BEGIN

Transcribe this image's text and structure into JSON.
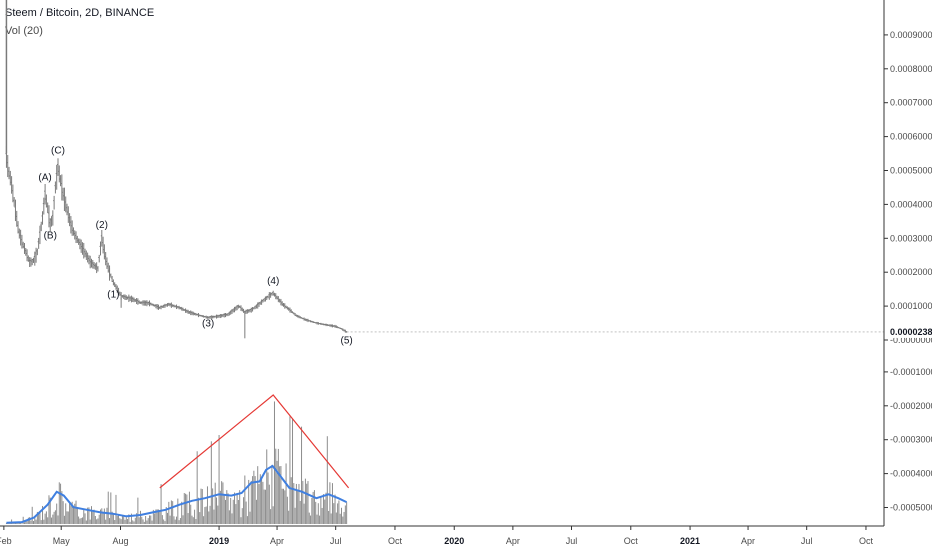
{
  "legend": {
    "title": "Steem / Bitcoin, 2D, BINANCE",
    "volume": "Vol (20)"
  },
  "colors": {
    "bar": "#7a7a7a",
    "volume_bar": "#8c8c8c",
    "volume_ma": "#3f7fe0",
    "triangle": "#e53935",
    "axis": "#333333"
  },
  "chart_data": [
    {
      "type": "line",
      "title": "Steem / Bitcoin, 2D, BINANCE",
      "series": [
        {
          "name": "Steem / Bitcoin",
          "x": [
            "2018-02-05",
            "2018-02-08",
            "2018-02-12",
            "2018-02-16",
            "2018-02-20",
            "2018-02-24",
            "2018-03-01",
            "2018-03-05",
            "2018-03-09",
            "2018-03-13",
            "2018-03-17",
            "2018-03-21",
            "2018-03-25",
            "2018-03-29",
            "2018-04-02",
            "2018-04-06",
            "2018-04-10",
            "2018-04-14",
            "2018-04-18",
            "2018-04-22",
            "2018-04-26",
            "2018-04-30",
            "2018-05-04",
            "2018-05-08",
            "2018-05-12",
            "2018-05-16",
            "2018-05-22",
            "2018-05-28",
            "2018-06-03",
            "2018-06-09",
            "2018-06-15",
            "2018-06-21",
            "2018-06-27",
            "2018-07-03",
            "2018-07-09",
            "2018-07-15",
            "2018-07-21",
            "2018-07-27",
            "2018-08-02",
            "2018-08-10",
            "2018-08-20",
            "2018-09-01",
            "2018-09-15",
            "2018-10-01",
            "2018-10-15",
            "2018-11-01",
            "2018-11-15",
            "2018-12-01",
            "2018-12-15",
            "2019-01-01",
            "2019-01-15",
            "2019-02-01",
            "2019-02-10",
            "2019-02-20",
            "2019-03-01",
            "2019-03-10",
            "2019-03-20",
            "2019-03-26",
            "2019-04-01",
            "2019-04-10",
            "2019-04-20",
            "2019-05-01",
            "2019-05-15",
            "2019-06-01",
            "2019-06-15",
            "2019-07-01",
            "2019-07-10",
            "2019-07-18"
          ],
          "y": [
            0.00054,
            0.0005,
            0.00047,
            0.00042,
            0.00037,
            0.00032,
            0.00029,
            0.00027,
            0.00025,
            0.00023,
            0.00023,
            0.00024,
            0.00026,
            0.00031,
            0.00036,
            0.00043,
            0.00039,
            0.00034,
            0.00036,
            0.00045,
            0.00051,
            0.00047,
            0.00043,
            0.0004,
            0.00037,
            0.00034,
            0.00031,
            0.00029,
            0.00027,
            0.00025,
            0.00023,
            0.00022,
            0.00021,
            0.0003,
            0.00024,
            0.0002,
            0.00017,
            0.00015,
            0.00013,
            0.000125,
            0.00012,
            0.00011,
            0.000108,
            9.5e-05,
            0.000105,
            9.5e-05,
            8.2e-05,
            7.3e-05,
            6.6e-05,
            7e-05,
            7.5e-05,
            0.0001,
            8.2e-05,
            8.8e-05,
            0.0001,
            0.000115,
            0.00013,
            0.000138,
            0.000125,
            0.000105,
            9e-05,
            7.2e-05,
            6e-05,
            5e-05,
            4.5e-05,
            4e-05,
            3.3e-05,
            2.38e-05
          ],
          "last_value_label": "0.0000238"
        }
      ],
      "wave_labels": [
        {
          "text": "(A)",
          "x": "2018-04-06",
          "y": 0.00047
        },
        {
          "text": "(B)",
          "x": "2018-04-14",
          "y": 0.0003
        },
        {
          "text": "(C)",
          "x": "2018-04-26",
          "y": 0.00055
        },
        {
          "text": "(1)",
          "x": "2018-07-21",
          "y": 0.000125
        },
        {
          "text": "(2)",
          "x": "2018-07-03",
          "y": 0.00033
        },
        {
          "text": "(3)",
          "x": "2018-12-15",
          "y": 4e-05
        },
        {
          "text": "(4)",
          "x": "2019-03-26",
          "y": 0.000165
        },
        {
          "text": "(5)",
          "x": "2019-07-18",
          "y": -1e-05
        }
      ],
      "ylim": [
        -0.00052,
        0.001
      ],
      "y_ticks": [
        "0.0009000",
        "0.0008000",
        "0.0007000",
        "0.0006000",
        "0.0005000",
        "0.0004000",
        "0.0003000",
        "0.0002000",
        "0.0001000",
        "-0.0000000",
        "-0.0001000",
        "-0.0002000",
        "-0.0003000",
        "-0.0004000",
        "-0.0005000"
      ],
      "y_tick_values": [
        0.0009,
        0.0008,
        0.0007,
        0.0006,
        0.0005,
        0.0004,
        0.0003,
        0.0002,
        0.0001,
        0.0,
        -0.0001,
        -0.0002,
        -0.0003,
        -0.0004,
        -0.0005
      ],
      "x_ticks": [
        "Feb",
        "May",
        "Aug",
        "2019",
        "Apr",
        "Jul",
        "Oct",
        "2020",
        "Apr",
        "Jul",
        "Oct",
        "2021",
        "Apr",
        "Jul",
        "Oct"
      ],
      "x_tick_dates": [
        "2018-02-01",
        "2018-05-01",
        "2018-08-01",
        "2019-01-01",
        "2019-04-01",
        "2019-07-01",
        "2019-10-01",
        "2020-01-01",
        "2020-04-01",
        "2020-07-01",
        "2020-10-01",
        "2021-01-01",
        "2021-04-01",
        "2021-07-01",
        "2021-10-01"
      ],
      "x_tick_bold": [
        "2019",
        "2020",
        "2021"
      ],
      "xlim": [
        "2018-01-26",
        "2021-10-29"
      ]
    },
    {
      "type": "bar",
      "title": "Vol (20)",
      "series": [
        {
          "name": "volume_ma",
          "x": [
            "2018-02-05",
            "2018-03-01",
            "2018-03-20",
            "2018-04-10",
            "2018-04-24",
            "2018-05-05",
            "2018-05-20",
            "2018-06-10",
            "2018-07-01",
            "2018-07-20",
            "2018-08-10",
            "2018-09-01",
            "2018-09-20",
            "2018-10-10",
            "2018-11-01",
            "2018-11-20",
            "2018-12-10",
            "2019-01-01",
            "2019-01-20",
            "2019-02-05",
            "2019-02-20",
            "2019-03-05",
            "2019-03-15",
            "2019-03-25",
            "2019-04-05",
            "2019-04-20",
            "2019-05-10",
            "2019-06-01",
            "2019-06-20",
            "2019-07-05",
            "2019-07-18"
          ],
          "values": [
            0.01,
            0.015,
            0.05,
            0.15,
            0.25,
            0.22,
            0.13,
            0.11,
            0.09,
            0.08,
            0.06,
            0.07,
            0.09,
            0.11,
            0.15,
            0.18,
            0.2,
            0.23,
            0.22,
            0.24,
            0.32,
            0.33,
            0.42,
            0.45,
            0.38,
            0.28,
            0.25,
            0.2,
            0.23,
            0.2,
            0.17
          ]
        }
      ],
      "annotation": {
        "type": "triangle",
        "points": [
          [
            "2018-10-01",
            0.28
          ],
          [
            "2019-03-26",
            1.0
          ],
          [
            "2019-07-21",
            0.28
          ]
        ]
      },
      "ylim": [
        0,
        1.0
      ]
    }
  ]
}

END

(WHAT YOU HAVE TO DO) In the records above, how many lines include "BINANCE"? Give that number and nothing more.

(RESPONSE TO THIS EXERCISE) 2